[Start of Source document]

# ANSI probs w/ BitchX in Terminal



## ropers (Sep 15, 2002)

Hi,
I recently installed BitchX via Fink.
Now every time I open BitchX, the ANSI coloured character graphics aren't displayed right.

If I compare this to DOS, it's as if I didn't have an ANSI driver installed.
It's basically all over the place.


Any ideas?

Any help would be much appreciated.

Thanks,

rop


----------



## GrBear (Sep 15, 2002)

The font doesn't support ANSI graphics.

Use GLterm instead - plus it's faster.


----------



## ropers (Sep 16, 2002)

> _Originally posted by GrBear _
> *The font doesn't support ANSI graphics.
> 
> Use GLterm instead - plus it's faster. *



Many thanks, I would however be even happier it I could get it to work in Terminal as well - 

does anyone know a font that supports ANSI graphics?

Thanks all,

rop


----------



## exu (Sep 20, 2002)

> _Originally posted by ropers _
> *
> 
> Many thanks, I would however be even happier it I could get it to work in Terminal as well -
> ...



I run BitchX in terminal just fine. You may want to dl the ncurses package from macosx.forked.net. I used fink to install BitchX as well.

u can see a screenshot of BithX running in terminal right here.

http://b1urb.topcities.com/screendump.jpg


running 10.2.1


----------



## exu (Sep 20, 2002)

you might also try the BithX.pkg they have at macosx.forked.net.

i have used that in the past with good result.


----------

[End of Source document]

From the BitchX forum thread, copy verbatim the part that opens with the words containing "## ropers (Sep 15, 2002)" and closes with "ANSI driver installed.".

[Start of Provided material]

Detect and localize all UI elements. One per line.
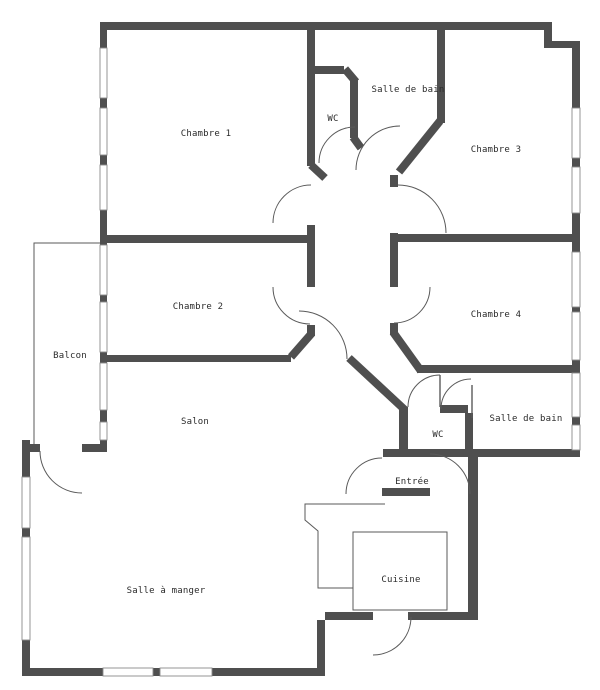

[End of Provided material]

_Exercise result_
## ropers (Sep 15, 2002)

Hi,
I recently installed BitchX via Fink.
Now every time I open BitchX, the ANSI coloured character graphics aren't displayed right.

If I compare this to DOS, it's as if I didn't have an ANSI driver installed.